Task directions =>
Pull every line holding the string "Health" from the records below.

(Data tied to figure images)
--------------------------------

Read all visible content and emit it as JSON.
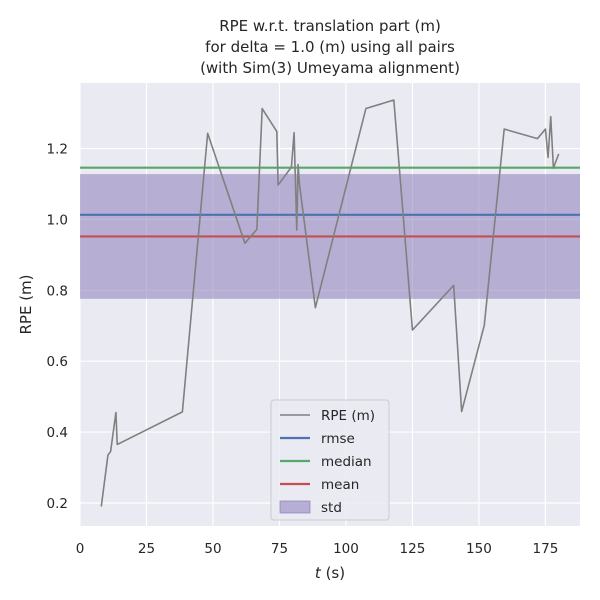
{
  "chart_data": {
    "type": "line",
    "title_lines": [
      "RPE w.r.t. translation part (m)",
      "for delta = 1.0 (m) using all pairs",
      "(with Sim(3) Umeyama alignment)"
    ],
    "xlabel_italic": "t",
    "xlabel_rest": " (s)",
    "ylabel": "RPE (m)",
    "xlim": [
      0,
      188
    ],
    "ylim": [
      0.135,
      1.385
    ],
    "x_ticks": [
      0,
      25,
      50,
      75,
      100,
      125,
      150,
      175
    ],
    "y_ticks": [
      0.2,
      0.4,
      0.6,
      0.8,
      1.0,
      1.2
    ],
    "grid": true,
    "legend_position": "lower-center",
    "series": [
      {
        "name": "RPE (m)",
        "color": "#808080",
        "x": [
          8,
          10.5,
          11.5,
          13.5,
          14,
          38.5,
          48,
          62,
          66.5,
          68.5,
          74,
          74.5,
          79.5,
          80.5,
          81.5,
          82,
          82.5,
          88.5,
          107.5,
          118,
          125,
          140.5,
          143.5,
          152,
          159.5,
          172,
          175,
          176,
          177,
          178,
          180
        ],
        "y": [
          0.19,
          0.335,
          0.345,
          0.455,
          0.365,
          0.457,
          1.243,
          0.933,
          0.972,
          1.313,
          1.248,
          1.097,
          1.148,
          1.245,
          0.97,
          1.155,
          1.1,
          0.751,
          1.313,
          1.337,
          0.688,
          0.814,
          0.458,
          0.701,
          1.255,
          1.228,
          1.255,
          1.175,
          1.29,
          1.145,
          1.185
        ]
      }
    ],
    "stats": {
      "rmse": 1.013,
      "median": 1.146,
      "mean": 0.952,
      "std_band": [
        0.776,
        1.128
      ]
    },
    "legend": [
      {
        "label": "RPE (m)",
        "kind": "line",
        "color": "#808080"
      },
      {
        "label": "rmse",
        "kind": "line",
        "color": "#4c72b0"
      },
      {
        "label": "median",
        "kind": "line",
        "color": "#55a868"
      },
      {
        "label": "mean",
        "kind": "line",
        "color": "#c44e52"
      },
      {
        "label": "std",
        "kind": "patch",
        "color": "#8172b3"
      }
    ],
    "colors": {
      "axes_bg": "#eaeaf2",
      "grid": "#ffffff",
      "rmse": "#4c72b0",
      "median": "#55a868",
      "mean": "#c44e52",
      "std": "#8172b3",
      "rpe": "#808080"
    }
  }
}
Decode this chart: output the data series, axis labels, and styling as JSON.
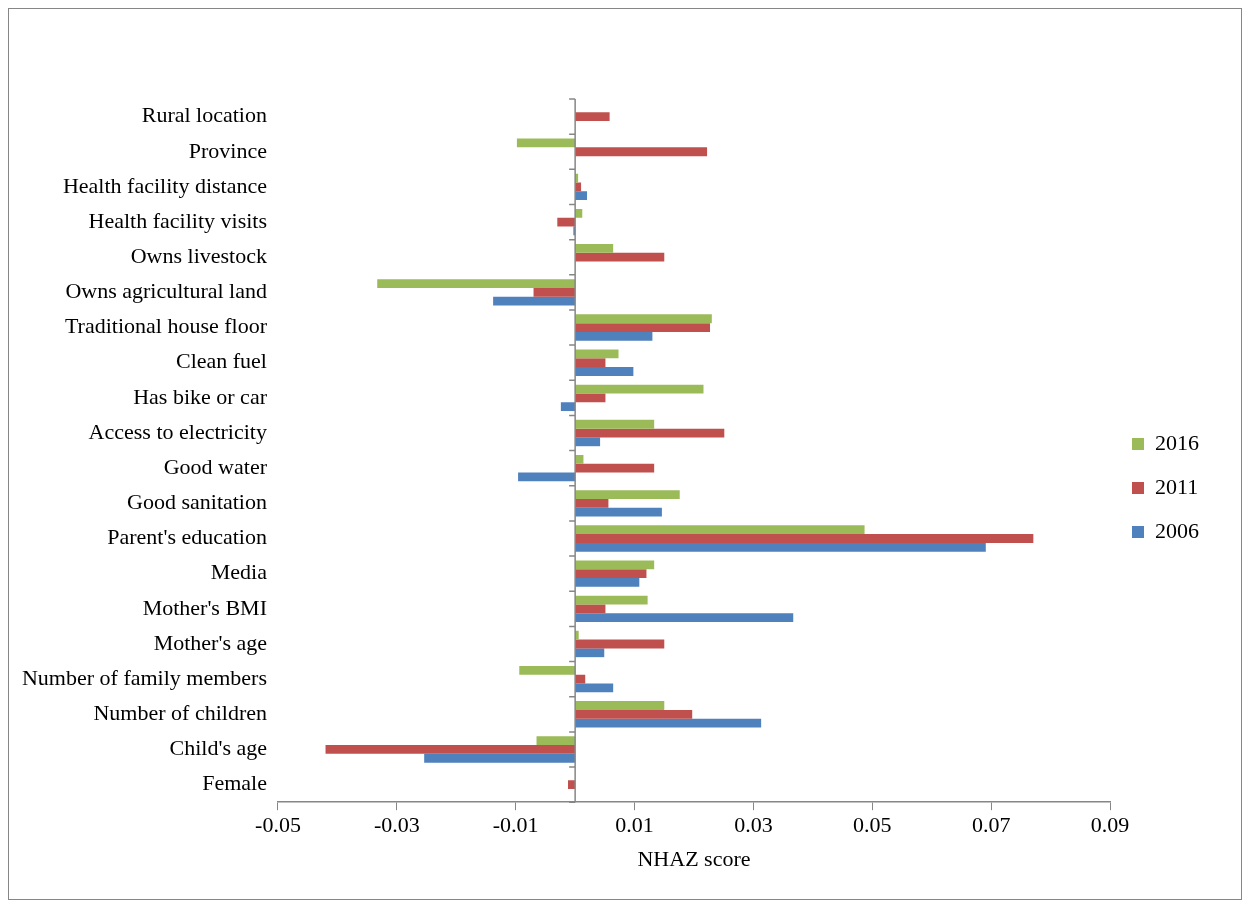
{
  "chart_data": {
    "type": "bar",
    "orientation": "horizontal",
    "xlabel": "NHAZ score",
    "categories": [
      "Rural location",
      "Province",
      "Health facility distance",
      "Health facility visits",
      "Owns livestock",
      "Owns agricultural land",
      "Traditional house floor",
      "Clean fuel",
      "Has bike or car",
      "Access to electricity",
      "Good water",
      "Good sanitation",
      "Parent's education",
      "Media",
      "Mother's BMI",
      "Mother's age",
      "Number of family members",
      "Number of children",
      "Child's age",
      "Female"
    ],
    "series": [
      {
        "name": "2016",
        "color": "#9bbb59",
        "values": [
          null,
          -0.0098,
          0.0005,
          0.0012,
          0.0064,
          -0.0333,
          0.023,
          0.0073,
          0.0216,
          0.0133,
          0.0014,
          0.0176,
          0.0487,
          0.0133,
          0.0122,
          0.0006,
          -0.0094,
          0.015,
          -0.0065,
          null
        ]
      },
      {
        "name": "2011",
        "color": "#c0504d",
        "values": [
          0.0058,
          0.0222,
          0.001,
          -0.003,
          0.015,
          -0.007,
          0.0227,
          0.0051,
          0.0051,
          0.0251,
          0.0133,
          0.0056,
          0.0771,
          0.012,
          0.0051,
          0.015,
          0.0017,
          0.0197,
          -0.042,
          -0.0012
        ]
      },
      {
        "name": "2006",
        "color": "#4f81bd",
        "values": [
          null,
          null,
          0.002,
          -0.0003,
          null,
          -0.0138,
          0.013,
          0.0098,
          -0.0024,
          0.0042,
          -0.0096,
          0.0146,
          0.0691,
          0.0108,
          0.0367,
          0.0049,
          0.0064,
          0.0313,
          -0.0254,
          null
        ]
      }
    ],
    "xlim": [
      -0.05,
      0.09
    ],
    "xticks": [
      -0.05,
      -0.03,
      -0.01,
      0.01,
      0.03,
      0.05,
      0.07,
      0.09
    ],
    "grid": false,
    "legend": "right"
  }
}
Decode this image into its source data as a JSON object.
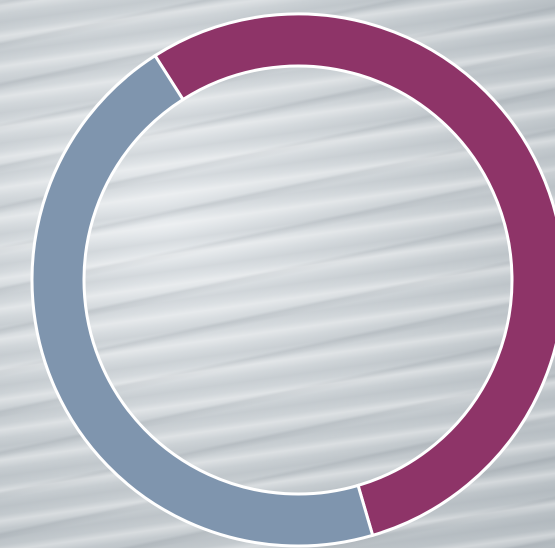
{
  "chart_data": {
    "type": "donut",
    "values": [
      54.5,
      45.5
    ],
    "colors": [
      "#8e3468",
      "#7f95ae"
    ]
  }
}
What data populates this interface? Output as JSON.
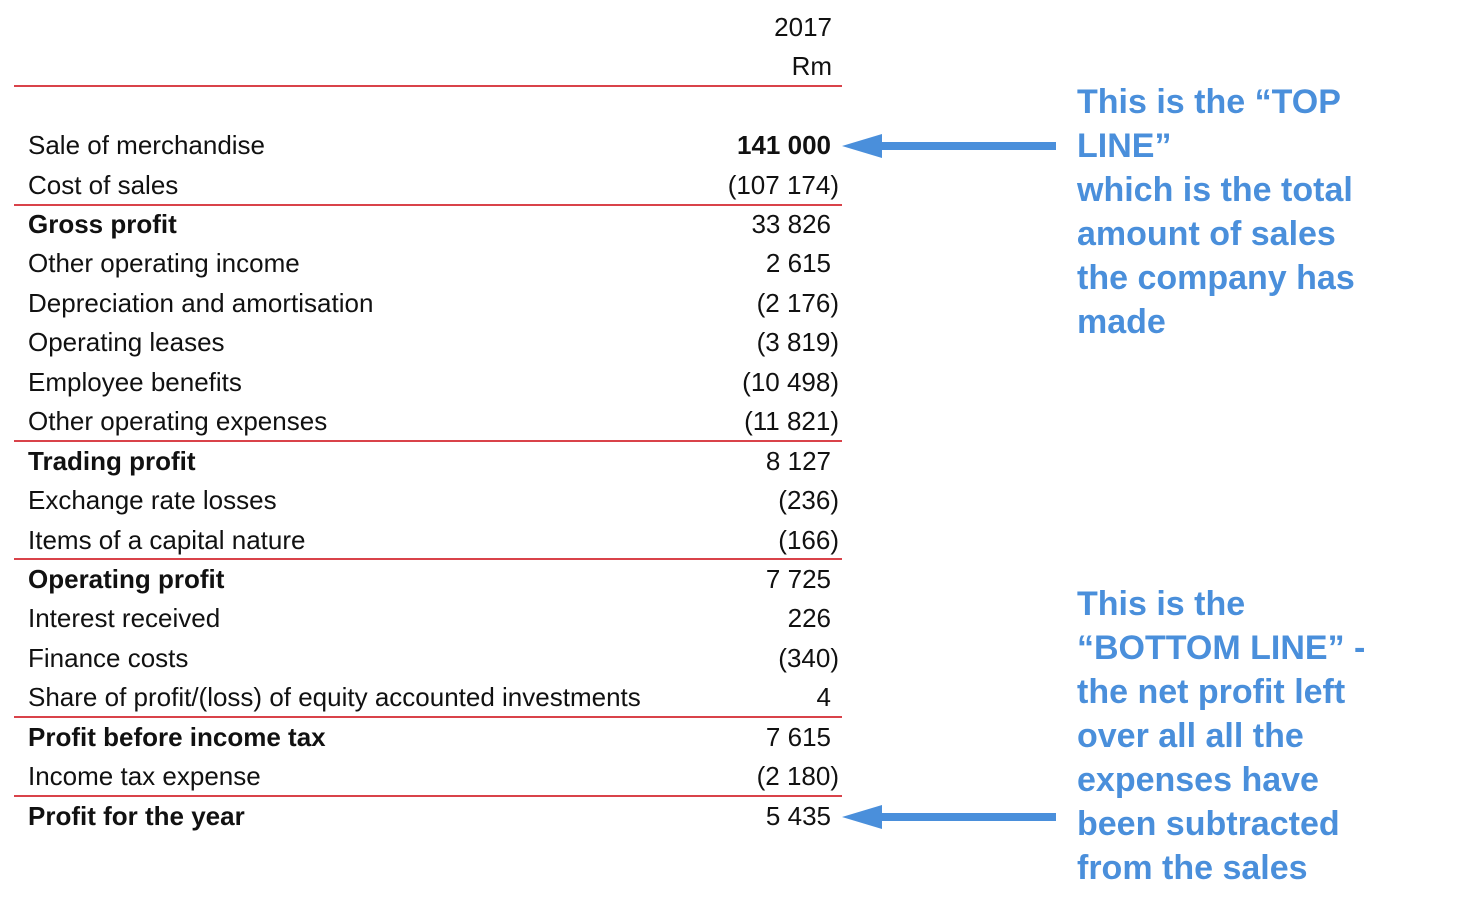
{
  "header": {
    "year": "2017",
    "unit": "Rm"
  },
  "rows": [
    {
      "label": "Sale of merchandise",
      "value": "141 000"
    },
    {
      "label": "Cost of sales",
      "value": "(107 174)"
    },
    {
      "label": "Gross profit",
      "value": "33 826"
    },
    {
      "label": "Other operating income",
      "value": "2 615"
    },
    {
      "label": "Depreciation and amortisation",
      "value": "(2 176)"
    },
    {
      "label": "Operating leases",
      "value": "(3 819)"
    },
    {
      "label": "Employee benefits",
      "value": "(10 498)"
    },
    {
      "label": "Other operating expenses",
      "value": "(11 821)"
    },
    {
      "label": "Trading profit",
      "value": "8 127"
    },
    {
      "label": "Exchange rate losses",
      "value": "(236)"
    },
    {
      "label": "Items of a capital nature",
      "value": "(166)"
    },
    {
      "label": "Operating profit",
      "value": "7 725"
    },
    {
      "label": "Interest received",
      "value": "226"
    },
    {
      "label": "Finance costs",
      "value": "(340)"
    },
    {
      "label": "Share of profit/(loss) of equity accounted investments",
      "value": "4"
    },
    {
      "label": "Profit before income tax",
      "value": "7 615"
    },
    {
      "label": "Income tax expense",
      "value": "(2 180)"
    },
    {
      "label": "Profit for the year",
      "value": "5 435"
    }
  ],
  "annotations": {
    "top_line": [
      "This is the “TOP",
      "LINE”",
      "which is the total",
      "amount of sales",
      "the company has",
      "made"
    ],
    "bottom_line": [
      "This is the",
      "“BOTTOM LINE” -",
      "the net profit left",
      "over all all the",
      "expenses have",
      "been subtracted",
      "from the sales"
    ]
  },
  "colors": {
    "rule": "#d9434a",
    "annotation": "#4a8fdb",
    "text": "#111111"
  },
  "icons": [
    "arrow-left-icon",
    "arrow-left-icon"
  ]
}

--------------------------------

Answer to the task =>
      "Health facility distance",
      "Health facility visits",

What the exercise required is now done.